Written task: Within the listing below, locate all lines containing the word "dionici". Copy each one.

===== Dataset extract =====

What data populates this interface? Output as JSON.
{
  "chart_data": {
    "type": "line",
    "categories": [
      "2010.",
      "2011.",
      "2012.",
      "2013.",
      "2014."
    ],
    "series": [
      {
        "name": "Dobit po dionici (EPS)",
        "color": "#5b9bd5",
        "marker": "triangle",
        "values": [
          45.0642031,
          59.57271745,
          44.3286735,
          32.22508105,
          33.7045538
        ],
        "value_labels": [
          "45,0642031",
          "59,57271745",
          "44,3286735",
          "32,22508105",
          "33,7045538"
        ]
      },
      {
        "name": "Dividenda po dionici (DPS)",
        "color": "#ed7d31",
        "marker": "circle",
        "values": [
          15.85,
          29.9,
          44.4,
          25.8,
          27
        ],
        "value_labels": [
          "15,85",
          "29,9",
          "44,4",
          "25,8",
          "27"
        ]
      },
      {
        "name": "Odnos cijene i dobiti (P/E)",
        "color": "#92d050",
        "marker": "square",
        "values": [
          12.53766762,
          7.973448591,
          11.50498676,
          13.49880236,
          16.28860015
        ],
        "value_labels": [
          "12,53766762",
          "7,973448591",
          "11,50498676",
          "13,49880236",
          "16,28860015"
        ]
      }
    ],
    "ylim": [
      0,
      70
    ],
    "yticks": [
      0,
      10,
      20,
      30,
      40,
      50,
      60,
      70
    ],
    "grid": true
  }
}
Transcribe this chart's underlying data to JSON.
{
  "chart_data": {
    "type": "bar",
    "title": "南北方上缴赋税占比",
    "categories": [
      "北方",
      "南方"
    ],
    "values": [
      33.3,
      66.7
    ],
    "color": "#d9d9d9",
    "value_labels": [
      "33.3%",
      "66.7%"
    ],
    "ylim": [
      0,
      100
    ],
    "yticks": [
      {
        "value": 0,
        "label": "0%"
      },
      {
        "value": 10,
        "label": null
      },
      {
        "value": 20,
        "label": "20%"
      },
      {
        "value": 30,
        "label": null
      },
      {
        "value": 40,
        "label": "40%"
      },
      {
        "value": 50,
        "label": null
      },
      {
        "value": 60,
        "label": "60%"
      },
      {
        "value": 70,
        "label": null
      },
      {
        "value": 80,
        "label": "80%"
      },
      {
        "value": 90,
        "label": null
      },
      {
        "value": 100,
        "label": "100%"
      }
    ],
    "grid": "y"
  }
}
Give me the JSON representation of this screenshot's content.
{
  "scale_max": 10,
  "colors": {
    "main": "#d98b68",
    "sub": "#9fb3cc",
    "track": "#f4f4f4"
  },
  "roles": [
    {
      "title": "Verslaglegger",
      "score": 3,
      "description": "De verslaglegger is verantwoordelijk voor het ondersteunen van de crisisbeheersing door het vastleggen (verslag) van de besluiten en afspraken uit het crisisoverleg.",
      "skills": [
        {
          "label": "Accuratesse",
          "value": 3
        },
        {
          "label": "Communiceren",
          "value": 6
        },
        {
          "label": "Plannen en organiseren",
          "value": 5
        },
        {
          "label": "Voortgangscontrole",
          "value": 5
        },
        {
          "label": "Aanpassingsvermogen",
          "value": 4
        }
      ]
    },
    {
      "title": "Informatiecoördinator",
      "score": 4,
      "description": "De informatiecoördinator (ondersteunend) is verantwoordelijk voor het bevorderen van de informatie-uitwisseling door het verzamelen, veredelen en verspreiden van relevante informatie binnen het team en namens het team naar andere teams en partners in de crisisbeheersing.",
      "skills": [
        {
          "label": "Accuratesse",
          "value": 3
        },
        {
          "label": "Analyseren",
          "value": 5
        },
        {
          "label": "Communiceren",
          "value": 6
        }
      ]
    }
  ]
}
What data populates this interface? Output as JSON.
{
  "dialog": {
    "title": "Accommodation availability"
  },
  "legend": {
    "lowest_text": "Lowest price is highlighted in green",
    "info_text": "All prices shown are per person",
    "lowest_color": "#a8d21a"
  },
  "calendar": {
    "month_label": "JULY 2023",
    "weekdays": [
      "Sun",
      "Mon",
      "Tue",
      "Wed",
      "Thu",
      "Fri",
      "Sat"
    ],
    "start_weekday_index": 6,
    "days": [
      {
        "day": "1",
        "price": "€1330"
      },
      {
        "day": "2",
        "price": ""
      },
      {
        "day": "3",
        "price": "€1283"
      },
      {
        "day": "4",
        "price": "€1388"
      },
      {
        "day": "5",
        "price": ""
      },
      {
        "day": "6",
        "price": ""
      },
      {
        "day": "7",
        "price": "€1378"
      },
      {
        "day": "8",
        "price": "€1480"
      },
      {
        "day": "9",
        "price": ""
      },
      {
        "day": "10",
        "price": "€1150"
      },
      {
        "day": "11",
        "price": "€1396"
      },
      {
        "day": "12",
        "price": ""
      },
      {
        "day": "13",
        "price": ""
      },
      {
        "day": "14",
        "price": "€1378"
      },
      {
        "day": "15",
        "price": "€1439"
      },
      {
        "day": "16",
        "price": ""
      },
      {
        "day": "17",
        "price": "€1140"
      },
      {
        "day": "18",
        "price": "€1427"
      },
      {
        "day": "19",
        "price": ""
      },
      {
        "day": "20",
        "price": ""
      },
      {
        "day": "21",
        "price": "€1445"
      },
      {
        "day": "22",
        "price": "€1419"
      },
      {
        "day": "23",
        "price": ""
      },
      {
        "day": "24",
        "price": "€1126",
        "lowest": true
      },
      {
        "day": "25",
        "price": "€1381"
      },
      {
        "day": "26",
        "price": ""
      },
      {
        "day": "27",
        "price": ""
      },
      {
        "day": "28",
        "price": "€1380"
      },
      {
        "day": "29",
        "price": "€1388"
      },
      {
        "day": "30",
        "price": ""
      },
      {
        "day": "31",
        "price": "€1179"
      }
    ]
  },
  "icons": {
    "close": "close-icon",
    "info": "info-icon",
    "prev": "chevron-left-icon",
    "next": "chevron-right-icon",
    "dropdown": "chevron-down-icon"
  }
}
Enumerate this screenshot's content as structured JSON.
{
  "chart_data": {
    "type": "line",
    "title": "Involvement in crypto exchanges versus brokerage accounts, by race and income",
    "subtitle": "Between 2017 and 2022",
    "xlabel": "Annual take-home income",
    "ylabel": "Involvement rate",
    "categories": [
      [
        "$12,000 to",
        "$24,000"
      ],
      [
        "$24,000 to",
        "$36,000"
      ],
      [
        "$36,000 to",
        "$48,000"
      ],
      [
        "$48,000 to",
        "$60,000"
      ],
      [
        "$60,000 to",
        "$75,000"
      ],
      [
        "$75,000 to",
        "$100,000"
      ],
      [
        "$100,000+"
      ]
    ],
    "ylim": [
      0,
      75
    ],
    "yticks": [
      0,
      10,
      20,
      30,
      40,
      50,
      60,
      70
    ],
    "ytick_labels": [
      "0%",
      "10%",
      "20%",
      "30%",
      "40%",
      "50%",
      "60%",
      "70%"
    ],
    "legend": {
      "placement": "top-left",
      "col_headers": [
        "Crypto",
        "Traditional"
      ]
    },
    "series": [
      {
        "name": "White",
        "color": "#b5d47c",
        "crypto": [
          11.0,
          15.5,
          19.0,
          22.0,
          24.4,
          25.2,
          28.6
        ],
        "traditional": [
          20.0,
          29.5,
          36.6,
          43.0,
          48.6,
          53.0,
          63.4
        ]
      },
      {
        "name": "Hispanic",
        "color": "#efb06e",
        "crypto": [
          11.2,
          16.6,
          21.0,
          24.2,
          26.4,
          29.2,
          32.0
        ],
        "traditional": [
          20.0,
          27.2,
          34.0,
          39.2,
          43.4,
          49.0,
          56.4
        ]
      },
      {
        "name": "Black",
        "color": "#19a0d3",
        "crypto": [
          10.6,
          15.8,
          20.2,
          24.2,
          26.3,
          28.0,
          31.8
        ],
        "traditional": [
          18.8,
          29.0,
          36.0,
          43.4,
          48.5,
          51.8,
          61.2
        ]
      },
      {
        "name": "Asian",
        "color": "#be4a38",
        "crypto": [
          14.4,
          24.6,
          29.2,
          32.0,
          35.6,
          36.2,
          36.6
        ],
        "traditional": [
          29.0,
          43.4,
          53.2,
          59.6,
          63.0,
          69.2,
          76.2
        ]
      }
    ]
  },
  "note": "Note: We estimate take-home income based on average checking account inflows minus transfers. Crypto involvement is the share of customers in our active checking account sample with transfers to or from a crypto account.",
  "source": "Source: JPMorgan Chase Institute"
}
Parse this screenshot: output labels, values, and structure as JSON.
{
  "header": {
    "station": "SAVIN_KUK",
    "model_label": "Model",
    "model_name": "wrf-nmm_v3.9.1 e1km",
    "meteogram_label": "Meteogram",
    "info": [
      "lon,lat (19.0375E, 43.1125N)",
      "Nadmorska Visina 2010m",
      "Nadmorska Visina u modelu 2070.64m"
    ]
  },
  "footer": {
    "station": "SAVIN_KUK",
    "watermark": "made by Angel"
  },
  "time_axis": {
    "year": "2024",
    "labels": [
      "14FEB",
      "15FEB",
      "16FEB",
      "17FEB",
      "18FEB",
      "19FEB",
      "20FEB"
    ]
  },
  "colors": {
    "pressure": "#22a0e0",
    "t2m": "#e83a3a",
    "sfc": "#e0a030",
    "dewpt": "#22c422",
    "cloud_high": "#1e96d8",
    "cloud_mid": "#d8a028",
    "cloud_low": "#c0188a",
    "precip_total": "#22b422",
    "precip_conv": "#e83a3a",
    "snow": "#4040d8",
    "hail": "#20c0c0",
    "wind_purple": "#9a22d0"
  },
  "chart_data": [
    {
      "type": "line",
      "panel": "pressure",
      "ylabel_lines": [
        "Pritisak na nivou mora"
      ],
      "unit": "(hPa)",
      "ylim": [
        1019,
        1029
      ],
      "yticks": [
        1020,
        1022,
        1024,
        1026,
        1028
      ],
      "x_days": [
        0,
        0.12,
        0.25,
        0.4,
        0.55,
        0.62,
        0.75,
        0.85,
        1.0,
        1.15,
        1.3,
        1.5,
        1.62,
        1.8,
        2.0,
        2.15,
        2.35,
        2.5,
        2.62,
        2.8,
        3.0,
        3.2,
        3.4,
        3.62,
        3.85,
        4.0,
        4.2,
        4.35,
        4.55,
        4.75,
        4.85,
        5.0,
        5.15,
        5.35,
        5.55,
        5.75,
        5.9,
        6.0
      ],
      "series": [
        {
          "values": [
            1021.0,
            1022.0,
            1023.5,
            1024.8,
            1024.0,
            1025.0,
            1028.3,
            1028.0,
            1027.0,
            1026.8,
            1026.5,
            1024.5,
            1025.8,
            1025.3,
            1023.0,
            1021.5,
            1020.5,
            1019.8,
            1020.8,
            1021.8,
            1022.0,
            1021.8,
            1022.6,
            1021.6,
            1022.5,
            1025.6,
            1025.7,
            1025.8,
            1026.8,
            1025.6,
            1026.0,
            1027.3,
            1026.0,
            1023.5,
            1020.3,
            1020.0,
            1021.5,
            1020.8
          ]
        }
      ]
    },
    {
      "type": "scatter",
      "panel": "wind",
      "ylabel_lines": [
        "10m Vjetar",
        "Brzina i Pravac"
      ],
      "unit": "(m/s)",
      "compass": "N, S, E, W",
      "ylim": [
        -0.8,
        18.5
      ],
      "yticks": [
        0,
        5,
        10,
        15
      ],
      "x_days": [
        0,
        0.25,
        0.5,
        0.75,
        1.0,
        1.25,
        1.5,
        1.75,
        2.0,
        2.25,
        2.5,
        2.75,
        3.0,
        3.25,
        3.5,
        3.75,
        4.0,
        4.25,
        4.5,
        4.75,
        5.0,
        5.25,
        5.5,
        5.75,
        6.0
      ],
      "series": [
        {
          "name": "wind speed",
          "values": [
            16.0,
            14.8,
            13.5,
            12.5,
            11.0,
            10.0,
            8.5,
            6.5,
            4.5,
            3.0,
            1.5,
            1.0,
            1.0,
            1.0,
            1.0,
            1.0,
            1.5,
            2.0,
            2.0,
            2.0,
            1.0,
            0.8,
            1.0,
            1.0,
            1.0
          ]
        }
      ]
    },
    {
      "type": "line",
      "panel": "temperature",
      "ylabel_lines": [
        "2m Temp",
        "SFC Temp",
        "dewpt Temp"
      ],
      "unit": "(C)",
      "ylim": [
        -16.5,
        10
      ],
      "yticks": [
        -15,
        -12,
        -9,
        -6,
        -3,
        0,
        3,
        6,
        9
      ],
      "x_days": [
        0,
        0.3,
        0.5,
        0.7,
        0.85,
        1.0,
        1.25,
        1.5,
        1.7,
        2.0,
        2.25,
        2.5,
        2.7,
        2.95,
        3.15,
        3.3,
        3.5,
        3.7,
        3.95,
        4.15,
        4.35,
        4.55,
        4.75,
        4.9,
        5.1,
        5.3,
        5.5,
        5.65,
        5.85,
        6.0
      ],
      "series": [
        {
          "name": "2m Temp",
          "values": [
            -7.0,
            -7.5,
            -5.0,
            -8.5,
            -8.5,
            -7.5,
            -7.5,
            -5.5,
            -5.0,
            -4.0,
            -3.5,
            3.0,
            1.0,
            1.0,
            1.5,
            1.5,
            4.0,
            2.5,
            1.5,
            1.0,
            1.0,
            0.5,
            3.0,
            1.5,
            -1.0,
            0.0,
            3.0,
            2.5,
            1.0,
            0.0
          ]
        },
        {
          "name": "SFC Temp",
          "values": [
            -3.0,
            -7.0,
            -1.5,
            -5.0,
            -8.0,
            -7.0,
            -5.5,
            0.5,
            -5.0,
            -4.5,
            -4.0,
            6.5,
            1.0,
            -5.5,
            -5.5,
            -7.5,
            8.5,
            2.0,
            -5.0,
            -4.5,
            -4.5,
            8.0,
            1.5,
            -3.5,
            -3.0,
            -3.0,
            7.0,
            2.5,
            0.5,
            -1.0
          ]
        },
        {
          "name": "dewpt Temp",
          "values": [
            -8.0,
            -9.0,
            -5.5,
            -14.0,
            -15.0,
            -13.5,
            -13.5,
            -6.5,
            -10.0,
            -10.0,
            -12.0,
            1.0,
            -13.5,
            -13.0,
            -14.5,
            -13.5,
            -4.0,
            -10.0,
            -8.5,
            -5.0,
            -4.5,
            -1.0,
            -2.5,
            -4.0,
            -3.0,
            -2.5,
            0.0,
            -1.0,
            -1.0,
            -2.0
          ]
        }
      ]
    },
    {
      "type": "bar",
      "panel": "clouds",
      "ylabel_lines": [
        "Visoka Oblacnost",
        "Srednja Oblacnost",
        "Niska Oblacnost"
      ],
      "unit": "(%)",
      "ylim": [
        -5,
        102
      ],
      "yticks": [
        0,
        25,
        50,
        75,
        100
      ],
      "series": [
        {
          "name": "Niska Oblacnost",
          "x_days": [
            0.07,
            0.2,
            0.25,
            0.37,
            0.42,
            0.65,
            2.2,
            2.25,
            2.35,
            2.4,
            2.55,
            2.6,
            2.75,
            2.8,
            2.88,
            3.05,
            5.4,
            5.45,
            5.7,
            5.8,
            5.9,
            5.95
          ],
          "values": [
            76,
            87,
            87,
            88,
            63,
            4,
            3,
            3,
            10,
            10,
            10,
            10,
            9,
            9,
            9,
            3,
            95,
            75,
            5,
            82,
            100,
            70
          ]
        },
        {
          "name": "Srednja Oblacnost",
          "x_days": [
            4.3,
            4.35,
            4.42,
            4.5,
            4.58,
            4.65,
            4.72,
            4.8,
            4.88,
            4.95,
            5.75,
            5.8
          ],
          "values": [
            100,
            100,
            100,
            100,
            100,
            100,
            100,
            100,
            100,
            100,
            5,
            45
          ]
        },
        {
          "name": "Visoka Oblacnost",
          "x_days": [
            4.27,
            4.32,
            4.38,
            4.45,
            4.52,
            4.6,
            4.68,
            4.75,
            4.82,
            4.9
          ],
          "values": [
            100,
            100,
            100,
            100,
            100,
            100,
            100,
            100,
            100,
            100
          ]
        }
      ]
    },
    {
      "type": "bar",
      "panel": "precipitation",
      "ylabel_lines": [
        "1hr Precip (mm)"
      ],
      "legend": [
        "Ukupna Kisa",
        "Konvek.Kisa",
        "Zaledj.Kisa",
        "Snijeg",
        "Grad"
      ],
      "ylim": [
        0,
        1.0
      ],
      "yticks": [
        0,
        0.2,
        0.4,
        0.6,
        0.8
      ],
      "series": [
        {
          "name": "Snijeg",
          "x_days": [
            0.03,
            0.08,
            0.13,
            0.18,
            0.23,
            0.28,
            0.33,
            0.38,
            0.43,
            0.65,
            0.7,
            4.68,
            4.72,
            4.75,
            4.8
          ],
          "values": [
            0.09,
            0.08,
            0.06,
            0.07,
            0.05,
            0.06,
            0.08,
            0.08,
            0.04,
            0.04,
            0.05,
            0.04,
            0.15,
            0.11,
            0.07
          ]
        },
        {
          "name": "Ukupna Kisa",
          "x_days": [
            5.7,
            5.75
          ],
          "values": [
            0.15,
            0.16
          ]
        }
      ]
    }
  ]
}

=====

Response below:
        "name": "Dobit po dionici (EPS)",
        "name": "Dividenda po dionici (DPS)",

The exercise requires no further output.